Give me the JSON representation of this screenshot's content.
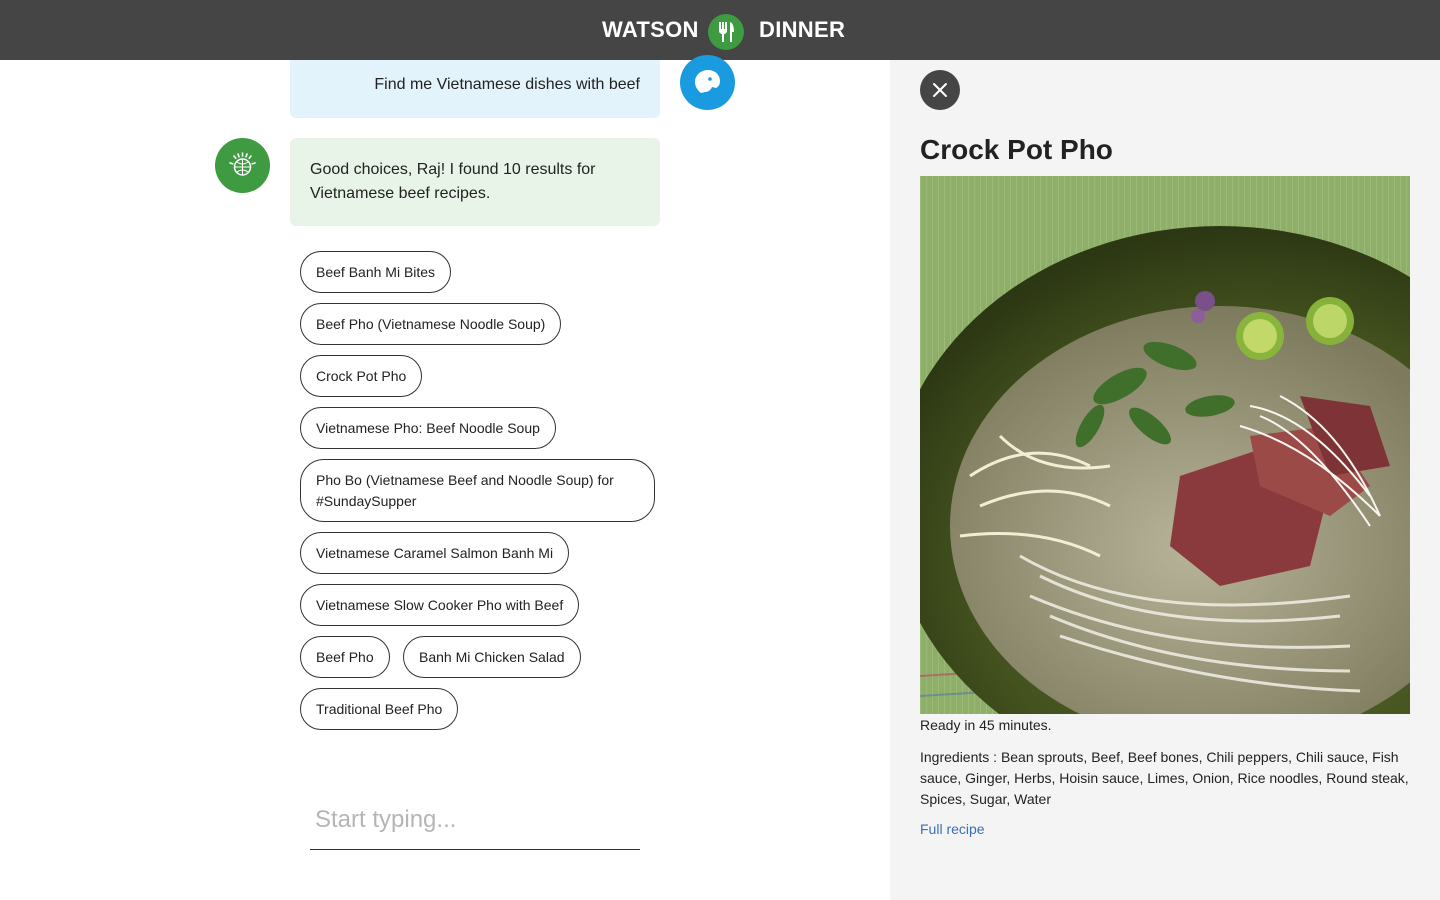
{
  "header": {
    "brand_left": "WATSON",
    "brand_right": "DINNER",
    "logo_icon": "fork-knife-icon",
    "background": "#454545",
    "logo_color": "#3f9b42"
  },
  "chat": {
    "user_message": "Find me Vietnamese dishes with beef",
    "user_avatar_icon": "user-profile-icon",
    "bot_avatar_icon": "watson-globe-icon",
    "bot_message": "Good choices, Raj! I found 10 results for Vietnamese beef recipes.",
    "results": [
      "Beef Banh Mi Bites",
      "Beef Pho (Vietnamese Noodle Soup)",
      "Crock Pot Pho",
      "Vietnamese Pho: Beef Noodle Soup",
      "Pho Bo (Vietnamese Beef and Noodle Soup) for #SundaySupper",
      "Vietnamese Caramel Salmon Banh Mi",
      "Vietnamese Slow Cooker Pho with Beef",
      "Beef Pho",
      "Banh Mi Chicken Salad",
      "Traditional Beef Pho"
    ],
    "input_placeholder": "Start typing...",
    "input_value": ""
  },
  "detail": {
    "close_icon": "close-icon",
    "title": "Crock Pot Pho",
    "image_alt": "Bowl of beef pho with noodles, bean sprouts, herbs and limes",
    "ready_text": "Ready in 45 minutes.",
    "ingredients_text": "Ingredients : Bean sprouts, Beef, Beef bones, Chili peppers, Chili sauce, Fish sauce, Ginger, Herbs, Hoisin sauce, Limes, Onion, Rice noodles, Round steak, Spices, Sugar, Water",
    "full_recipe_label": "Full recipe"
  }
}
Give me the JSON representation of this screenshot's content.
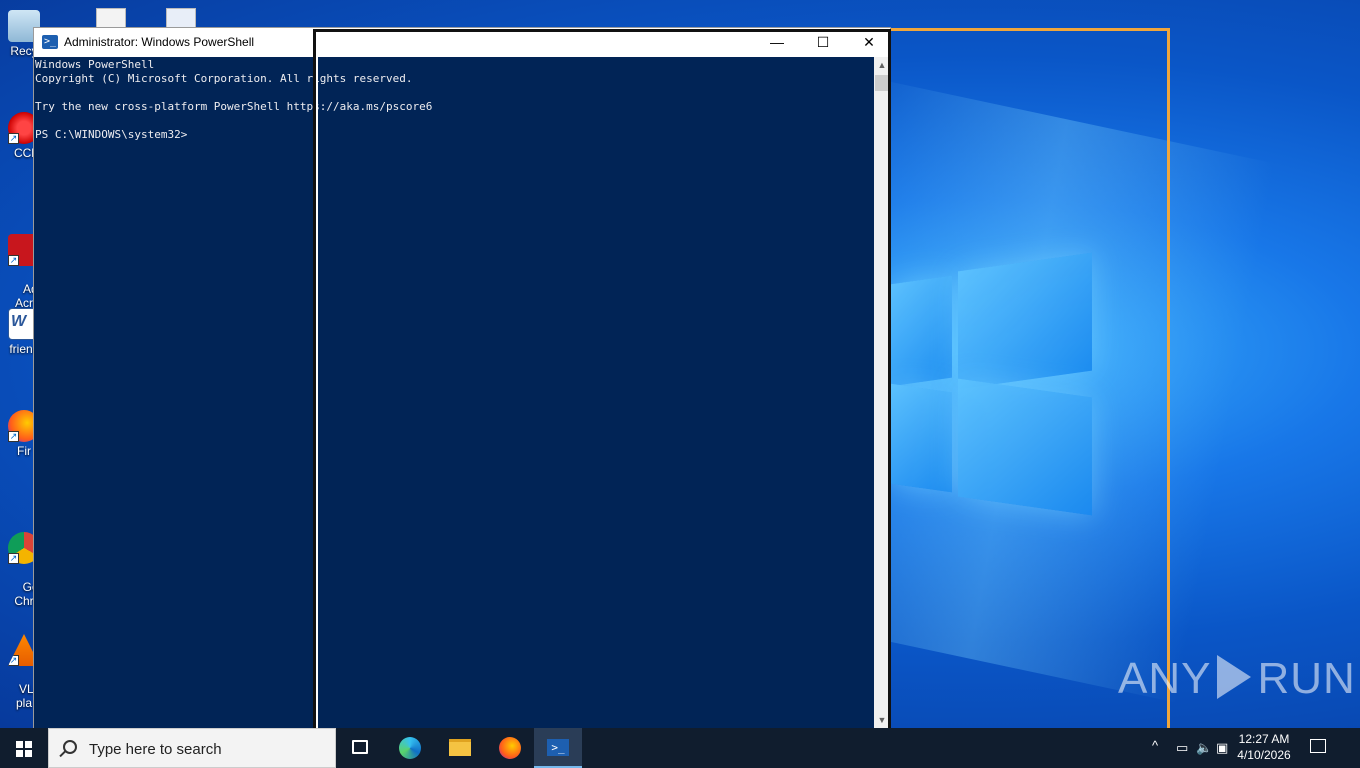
{
  "window": {
    "title": "Administrator: Windows PowerShell",
    "minimize_glyph": "—",
    "maximize_glyph": "☐",
    "close_glyph": "✕"
  },
  "console": {
    "lines": [
      "Windows PowerShell",
      "Copyright (C) Microsoft Corporation. All rights reserved.",
      "",
      "Try the new cross-platform PowerShell https://aka.ms/pscore6",
      "",
      "PS C:\\WINDOWS\\system32>"
    ],
    "background": "#012456",
    "foreground": "#eeedf0"
  },
  "desktop_icons": [
    {
      "name": "recycle-bin",
      "label": "Recy"
    },
    {
      "name": "ccleaner",
      "label": "CCl"
    },
    {
      "name": "adobe-acrobat",
      "label": "Ad\nAcr"
    },
    {
      "name": "word-doc",
      "label": "frienc"
    },
    {
      "name": "firefox",
      "label": "Fir"
    },
    {
      "name": "google-chrome",
      "label": "Go\nChr"
    },
    {
      "name": "vlc",
      "label": "VLC\npla"
    }
  ],
  "taskbar": {
    "search_placeholder": "Type here to search",
    "apps": [
      "task-view",
      "edge",
      "file-explorer",
      "firefox",
      "powershell"
    ],
    "time": "12:27 AM",
    "date": "4/10/2026"
  },
  "watermark": {
    "left": "ANY",
    "right": "RUN"
  },
  "colors": {
    "accent_orange": "#f0a63c",
    "taskbar": "#101d2e"
  }
}
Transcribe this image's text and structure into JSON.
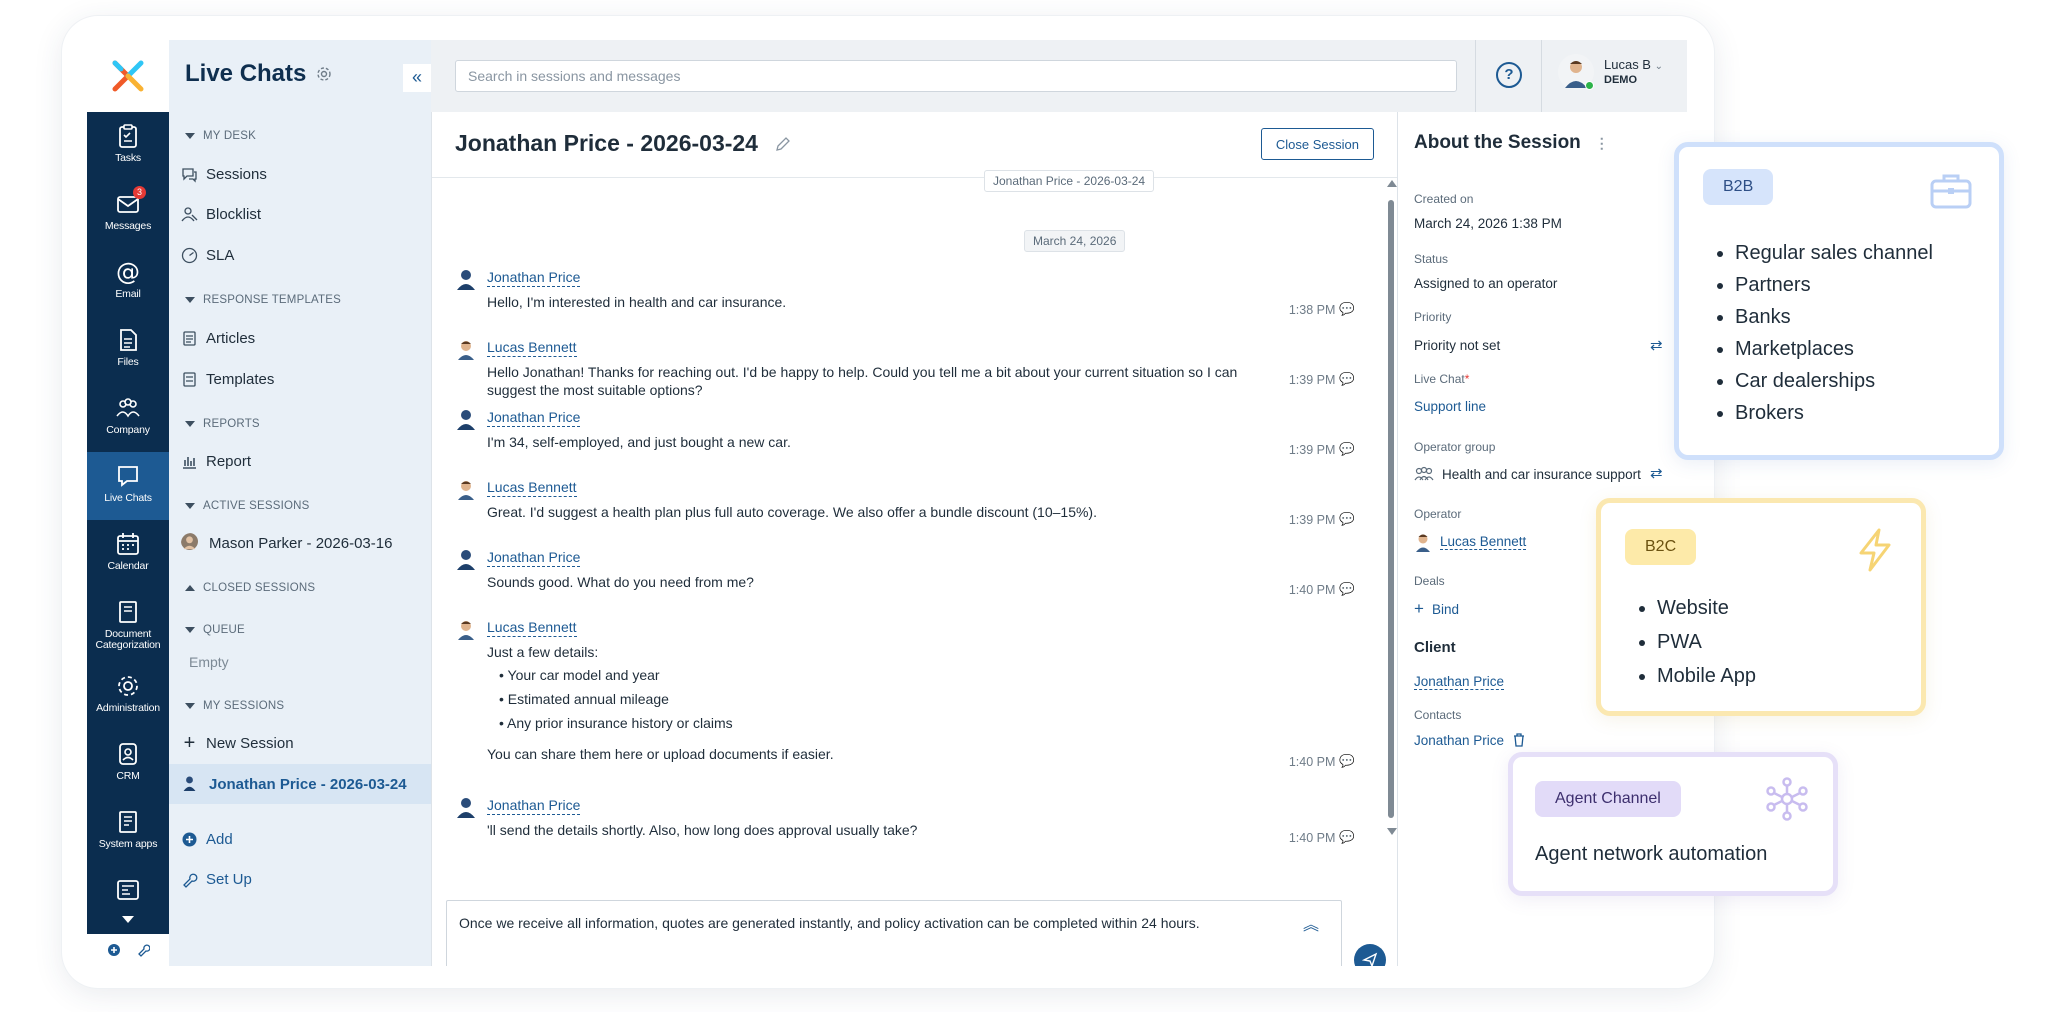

┄┄┄┄┄┄┄┄┄┄

* **What is asked**: Transcribe the listing in full. Omit the pictures and keep every line exact.

* **Solution**:
Give me the JSON representation of this screenshot's content.
{
  "header": {
    "brand_left": "WATSON",
    "brand_right": "DINNER",
    "logo_icon": "fork-knife-icon",
    "background": "#454545",
    "logo_color": "#3f9b42"
  },
  "chat": {
    "user_message": "Find me Vietnamese dishes with beef",
    "user_avatar_icon": "user-profile-icon",
    "bot_avatar_icon": "watson-globe-icon",
    "bot_message": "Good choices, Raj! I found 10 results for Vietnamese beef recipes.",
    "results": [
      "Beef Banh Mi Bites",
      "Beef Pho (Vietnamese Noodle Soup)",
      "Crock Pot Pho",
      "Vietnamese Pho: Beef Noodle Soup",
      "Pho Bo (Vietnamese Beef and Noodle Soup) for #SundaySupper",
      "Vietnamese Caramel Salmon Banh Mi",
      "Vietnamese Slow Cooker Pho with Beef",
      "Beef Pho",
      "Banh Mi Chicken Salad",
      "Traditional Beef Pho"
    ],
    "input_placeholder": "Start typing...",
    "input_value": ""
  },
  "detail": {
    "close_icon": "close-icon",
    "title": "Crock Pot Pho",
    "image_alt": "Bowl of beef pho with noodles, bean sprouts, herbs and limes",
    "ready_text": "Ready in 45 minutes.",
    "ingredients_text": "Ingredients : Bean sprouts, Beef, Beef bones, Chili peppers, Chili sauce, Fish sauce, Ginger, Herbs, Hoisin sauce, Limes, Onion, Rice noodles, Round steak, Spices, Sugar, Water",
    "full_recipe_label": "Full recipe"
  }
}
Give me the JSON representation of this screenshot's content.
{
  "window": {
    "title": "Administrator: Windows PowerShell",
    "minimize_glyph": "—",
    "maximize_glyph": "☐",
    "close_glyph": "✕"
  },
  "console": {
    "lines": [
      "Windows PowerShell",
      "Copyright (C) Microsoft Corporation. All rights reserved.",
      "",
      "Try the new cross-platform PowerShell https://aka.ms/pscore6",
      "",
      "PS C:\\WINDOWS\\system32>"
    ],
    "background": "#012456",
    "foreground": "#eeedf0"
  },
  "desktop_icons": [
    {
      "name": "recycle-bin",
      "label": "Recy"
    },
    {
      "name": "ccleaner",
      "label": "CCl"
    },
    {
      "name": "adobe-acrobat",
      "label": "Ad\nAcr"
    },
    {
      "name": "word-doc",
      "label": "frienc"
    },
    {
      "name": "firefox",
      "label": "Fir"
    },
    {
      "name": "google-chrome",
      "label": "Go\nChr"
    },
    {
      "name": "vlc",
      "label": "VLC\npla"
    }
  ],
  "taskbar": {
    "search_placeholder": "Type here to search",
    "apps": [
      "task-view",
      "edge",
      "file-explorer",
      "firefox",
      "powershell"
    ],
    "time": "12:27 AM",
    "date": "4/10/2026"
  },
  "watermark": {
    "left": "ANY",
    "right": "RUN"
  },
  "colors": {
    "accent_orange": "#f0a63c",
    "taskbar": "#101d2e"
  }
}
Transcribe this image's text and structure into JSON.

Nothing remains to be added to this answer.